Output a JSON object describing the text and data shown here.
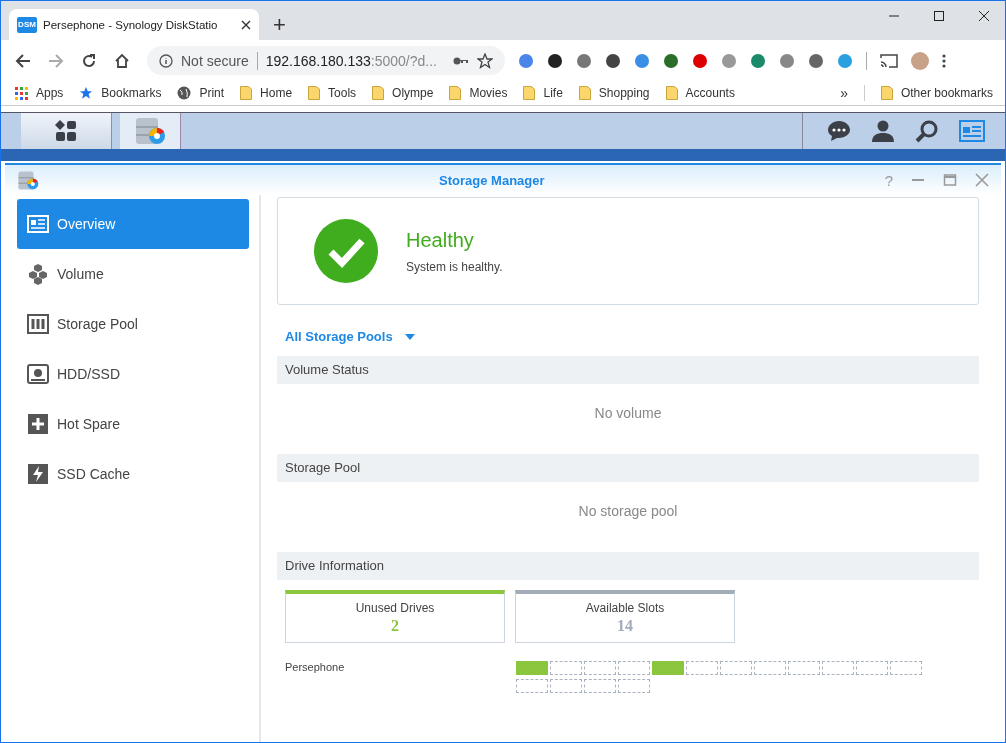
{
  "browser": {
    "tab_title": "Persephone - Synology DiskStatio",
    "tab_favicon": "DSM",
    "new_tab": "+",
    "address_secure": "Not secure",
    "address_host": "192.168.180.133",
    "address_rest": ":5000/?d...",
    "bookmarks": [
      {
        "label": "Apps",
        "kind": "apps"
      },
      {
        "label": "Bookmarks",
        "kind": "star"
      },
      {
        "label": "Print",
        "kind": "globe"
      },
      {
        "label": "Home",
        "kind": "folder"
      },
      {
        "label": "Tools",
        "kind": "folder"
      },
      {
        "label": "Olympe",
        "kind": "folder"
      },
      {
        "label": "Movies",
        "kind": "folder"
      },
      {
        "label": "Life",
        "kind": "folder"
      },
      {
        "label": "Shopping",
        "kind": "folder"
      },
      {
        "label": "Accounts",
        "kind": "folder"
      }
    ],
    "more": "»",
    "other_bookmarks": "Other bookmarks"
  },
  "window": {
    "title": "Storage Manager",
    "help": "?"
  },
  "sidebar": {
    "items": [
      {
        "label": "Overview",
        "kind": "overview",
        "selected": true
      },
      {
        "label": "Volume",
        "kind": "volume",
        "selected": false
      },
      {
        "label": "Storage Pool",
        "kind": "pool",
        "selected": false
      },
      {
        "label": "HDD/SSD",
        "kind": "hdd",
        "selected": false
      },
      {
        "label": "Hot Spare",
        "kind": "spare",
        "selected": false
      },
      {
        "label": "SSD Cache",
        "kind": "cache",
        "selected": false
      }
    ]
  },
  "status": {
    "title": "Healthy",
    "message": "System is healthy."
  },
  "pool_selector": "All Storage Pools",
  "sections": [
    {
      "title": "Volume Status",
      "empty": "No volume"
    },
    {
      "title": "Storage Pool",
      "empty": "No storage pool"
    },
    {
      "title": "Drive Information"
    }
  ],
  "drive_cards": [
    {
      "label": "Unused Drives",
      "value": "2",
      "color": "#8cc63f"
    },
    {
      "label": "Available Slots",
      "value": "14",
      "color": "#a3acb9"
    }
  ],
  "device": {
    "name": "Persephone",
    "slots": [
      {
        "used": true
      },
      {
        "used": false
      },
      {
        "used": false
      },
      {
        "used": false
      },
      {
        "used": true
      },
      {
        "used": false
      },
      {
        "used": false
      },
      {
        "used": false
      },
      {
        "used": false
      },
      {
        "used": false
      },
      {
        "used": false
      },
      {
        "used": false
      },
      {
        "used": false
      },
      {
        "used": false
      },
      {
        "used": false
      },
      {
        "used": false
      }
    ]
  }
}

* * *

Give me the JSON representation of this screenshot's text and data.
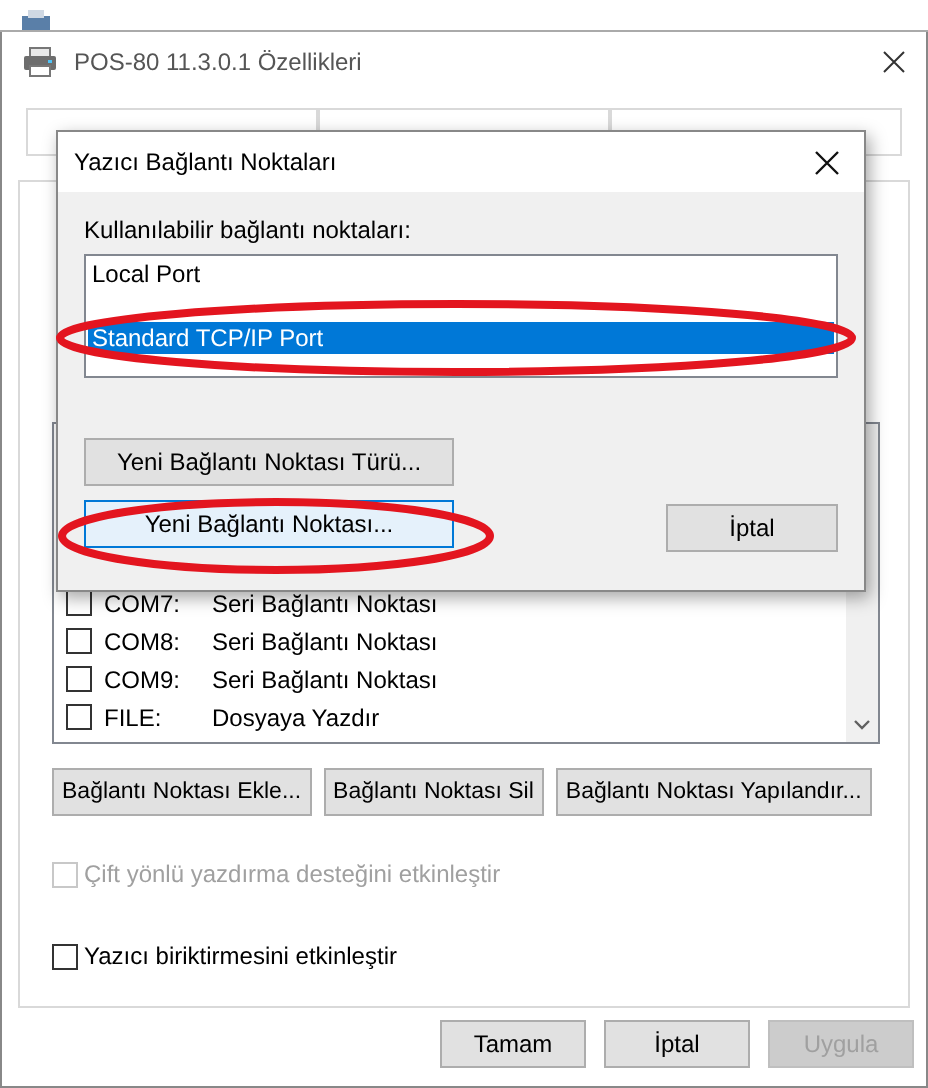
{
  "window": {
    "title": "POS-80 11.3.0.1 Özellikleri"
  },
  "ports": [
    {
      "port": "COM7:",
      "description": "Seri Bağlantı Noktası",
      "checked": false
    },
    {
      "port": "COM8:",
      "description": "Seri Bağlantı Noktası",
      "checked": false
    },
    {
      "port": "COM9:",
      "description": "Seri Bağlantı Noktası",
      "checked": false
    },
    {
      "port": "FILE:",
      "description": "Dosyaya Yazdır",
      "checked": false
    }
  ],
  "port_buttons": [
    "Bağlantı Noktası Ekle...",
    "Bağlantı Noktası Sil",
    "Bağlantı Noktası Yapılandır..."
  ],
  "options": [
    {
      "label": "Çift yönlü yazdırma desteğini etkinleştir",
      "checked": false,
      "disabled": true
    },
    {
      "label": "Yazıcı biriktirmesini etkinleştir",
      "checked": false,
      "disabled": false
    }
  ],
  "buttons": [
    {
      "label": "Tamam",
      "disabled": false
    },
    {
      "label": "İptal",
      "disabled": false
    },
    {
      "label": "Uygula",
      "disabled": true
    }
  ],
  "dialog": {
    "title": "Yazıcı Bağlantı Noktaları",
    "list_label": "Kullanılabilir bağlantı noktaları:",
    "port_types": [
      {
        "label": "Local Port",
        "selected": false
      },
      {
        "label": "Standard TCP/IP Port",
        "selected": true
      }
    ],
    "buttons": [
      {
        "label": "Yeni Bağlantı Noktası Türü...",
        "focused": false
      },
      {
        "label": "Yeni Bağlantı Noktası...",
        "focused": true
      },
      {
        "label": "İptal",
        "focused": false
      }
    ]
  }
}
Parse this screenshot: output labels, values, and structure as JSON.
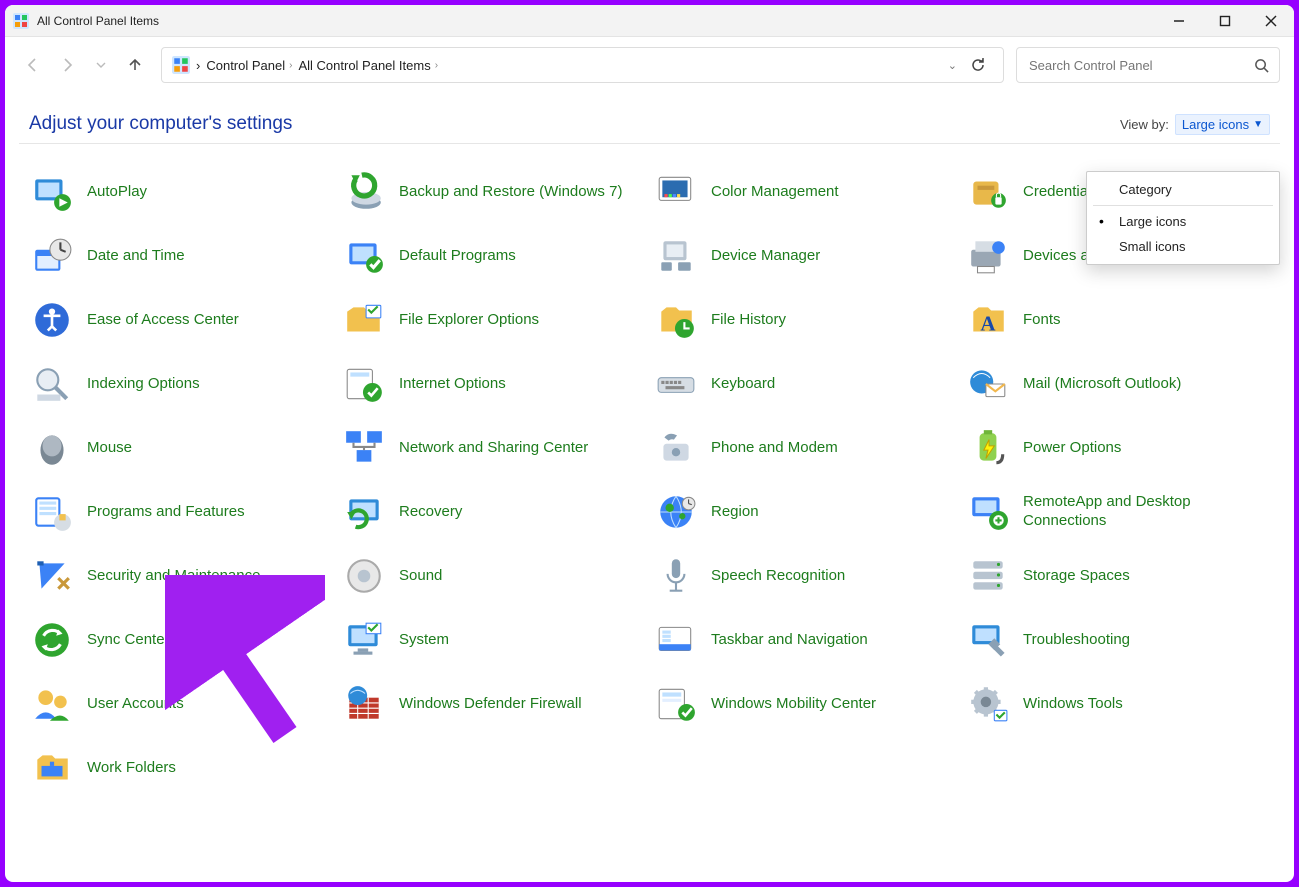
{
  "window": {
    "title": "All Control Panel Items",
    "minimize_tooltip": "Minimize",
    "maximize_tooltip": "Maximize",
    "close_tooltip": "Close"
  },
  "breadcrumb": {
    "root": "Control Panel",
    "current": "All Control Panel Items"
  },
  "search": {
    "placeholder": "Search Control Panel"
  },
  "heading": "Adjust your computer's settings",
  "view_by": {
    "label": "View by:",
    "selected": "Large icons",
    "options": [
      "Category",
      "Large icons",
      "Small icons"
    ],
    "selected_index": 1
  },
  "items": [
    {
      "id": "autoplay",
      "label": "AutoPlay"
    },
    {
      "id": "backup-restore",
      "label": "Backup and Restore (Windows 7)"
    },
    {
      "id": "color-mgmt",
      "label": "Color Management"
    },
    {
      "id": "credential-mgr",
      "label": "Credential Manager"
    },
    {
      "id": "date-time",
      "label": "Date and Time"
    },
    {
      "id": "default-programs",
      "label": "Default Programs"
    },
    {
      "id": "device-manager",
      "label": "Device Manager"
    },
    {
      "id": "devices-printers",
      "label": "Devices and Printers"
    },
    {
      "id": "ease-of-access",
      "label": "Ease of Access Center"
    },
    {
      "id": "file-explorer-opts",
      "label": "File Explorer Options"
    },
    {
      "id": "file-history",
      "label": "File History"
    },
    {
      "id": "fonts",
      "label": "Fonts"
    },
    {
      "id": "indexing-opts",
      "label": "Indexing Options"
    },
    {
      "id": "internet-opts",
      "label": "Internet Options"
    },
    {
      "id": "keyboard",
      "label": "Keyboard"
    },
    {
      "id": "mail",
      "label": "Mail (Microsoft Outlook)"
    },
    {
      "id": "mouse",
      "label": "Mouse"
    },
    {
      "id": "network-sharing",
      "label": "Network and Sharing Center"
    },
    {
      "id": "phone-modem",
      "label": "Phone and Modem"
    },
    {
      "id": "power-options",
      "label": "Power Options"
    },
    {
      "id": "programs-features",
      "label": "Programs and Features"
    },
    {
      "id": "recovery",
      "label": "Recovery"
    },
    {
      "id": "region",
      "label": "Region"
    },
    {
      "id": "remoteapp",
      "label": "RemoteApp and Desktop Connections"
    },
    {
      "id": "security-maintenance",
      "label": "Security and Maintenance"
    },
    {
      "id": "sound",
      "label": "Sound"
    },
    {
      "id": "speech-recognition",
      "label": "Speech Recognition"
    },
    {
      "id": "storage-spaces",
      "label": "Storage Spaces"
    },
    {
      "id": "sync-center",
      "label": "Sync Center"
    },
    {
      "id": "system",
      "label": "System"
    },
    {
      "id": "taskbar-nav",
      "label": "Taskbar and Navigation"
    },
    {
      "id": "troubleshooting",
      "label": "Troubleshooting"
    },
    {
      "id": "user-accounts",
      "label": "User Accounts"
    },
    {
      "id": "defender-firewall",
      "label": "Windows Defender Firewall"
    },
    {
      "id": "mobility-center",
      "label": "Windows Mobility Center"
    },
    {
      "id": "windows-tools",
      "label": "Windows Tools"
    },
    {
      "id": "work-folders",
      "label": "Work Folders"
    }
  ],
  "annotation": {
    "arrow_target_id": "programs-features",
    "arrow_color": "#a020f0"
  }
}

WHAT THIS TASK INVOLVES | Check each line above for the word "data" and give the number of lines that have it, nothing else.

EXERCISE OUTPUT | 2